> **Data lines**:

══════

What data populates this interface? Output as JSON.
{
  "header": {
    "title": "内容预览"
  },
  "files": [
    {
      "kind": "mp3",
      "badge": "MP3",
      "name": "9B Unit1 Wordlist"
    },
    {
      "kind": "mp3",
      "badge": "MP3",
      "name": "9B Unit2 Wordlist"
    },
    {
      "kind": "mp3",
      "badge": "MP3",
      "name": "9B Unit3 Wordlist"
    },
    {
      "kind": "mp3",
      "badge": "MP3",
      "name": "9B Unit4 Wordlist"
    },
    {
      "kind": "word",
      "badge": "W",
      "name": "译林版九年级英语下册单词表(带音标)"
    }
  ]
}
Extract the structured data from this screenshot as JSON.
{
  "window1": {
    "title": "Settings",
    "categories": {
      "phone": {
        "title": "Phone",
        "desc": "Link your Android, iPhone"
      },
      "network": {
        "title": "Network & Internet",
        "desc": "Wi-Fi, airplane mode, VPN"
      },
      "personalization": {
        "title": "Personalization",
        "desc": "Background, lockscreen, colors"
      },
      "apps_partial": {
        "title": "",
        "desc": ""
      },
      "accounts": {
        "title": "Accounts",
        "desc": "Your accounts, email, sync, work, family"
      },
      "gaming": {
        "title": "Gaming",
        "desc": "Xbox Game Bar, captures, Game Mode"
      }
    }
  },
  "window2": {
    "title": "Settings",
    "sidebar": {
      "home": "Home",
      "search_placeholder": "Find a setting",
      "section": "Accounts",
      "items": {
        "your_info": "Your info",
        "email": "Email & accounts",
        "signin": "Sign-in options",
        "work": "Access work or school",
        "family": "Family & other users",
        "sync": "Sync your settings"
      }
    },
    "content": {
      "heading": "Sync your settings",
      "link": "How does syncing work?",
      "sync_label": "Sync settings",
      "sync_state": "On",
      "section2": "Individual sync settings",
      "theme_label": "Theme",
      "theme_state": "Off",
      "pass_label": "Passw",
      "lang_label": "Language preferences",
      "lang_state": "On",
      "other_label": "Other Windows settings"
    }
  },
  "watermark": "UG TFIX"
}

══════

> **Exercise task**: Restate the listing in full, word for word.

> **Response**:
What data populates this interface? Output as JSON.
{
  "header": {
    "title": "内容预览"
  },
  "files": [
    {
      "kind": "mp3",
      "badge": "MP3",
      "name": "9B Unit1 Wordlist"
    },
    {
      "kind": "mp3",
      "badge": "MP3",
      "name": "9B Unit2 Wordlist"
    },
    {
      "kind": "mp3",
      "badge": "MP3",
      "name": "9B Unit3 Wordlist"
    },
    {
      "kind": "mp3",
      "badge": "MP3",
      "name": "9B Unit4 Wordlist"
    },
    {
      "kind": "word",
      "badge": "W",
      "name": "译林版九年级英语下册单词表(带音标)"
    }
  ]
}
Extract the structured data from this screenshot as JSON.
{
  "window1": {
    "title": "Settings",
    "categories": {
      "phone": {
        "title": "Phone",
        "desc": "Link your Android, iPhone"
      },
      "network": {
        "title": "Network & Internet",
        "desc": "Wi-Fi, airplane mode, VPN"
      },
      "personalization": {
        "title": "Personalization",
        "desc": "Background, lockscreen, colors"
      },
      "apps_partial": {
        "title": "",
        "desc": ""
      },
      "accounts": {
        "title": "Accounts",
        "desc": "Your accounts, email, sync, work, family"
      },
      "gaming": {
        "title": "Gaming",
        "desc": "Xbox Game Bar, captures, Game Mode"
      }
    }
  },
  "window2": {
    "title": "Settings",
    "sidebar": {
      "home": "Home",
      "search_placeholder": "Find a setting",
      "section": "Accounts",
      "items": {
        "your_info": "Your info",
        "email": "Email & accounts",
        "signin": "Sign-in options",
        "work": "Access work or school",
        "family": "Family & other users",
        "sync": "Sync your settings"
      }
    },
    "content": {
      "heading": "Sync your settings",
      "link": "How does syncing work?",
      "sync_label": "Sync settings",
      "sync_state": "On",
      "section2": "Individual sync settings",
      "theme_label": "Theme",
      "theme_state": "Off",
      "pass_label": "Passw",
      "lang_label": "Language preferences",
      "lang_state": "On",
      "other_label": "Other Windows settings"
    }
  },
  "watermark": "UG TFIX"
}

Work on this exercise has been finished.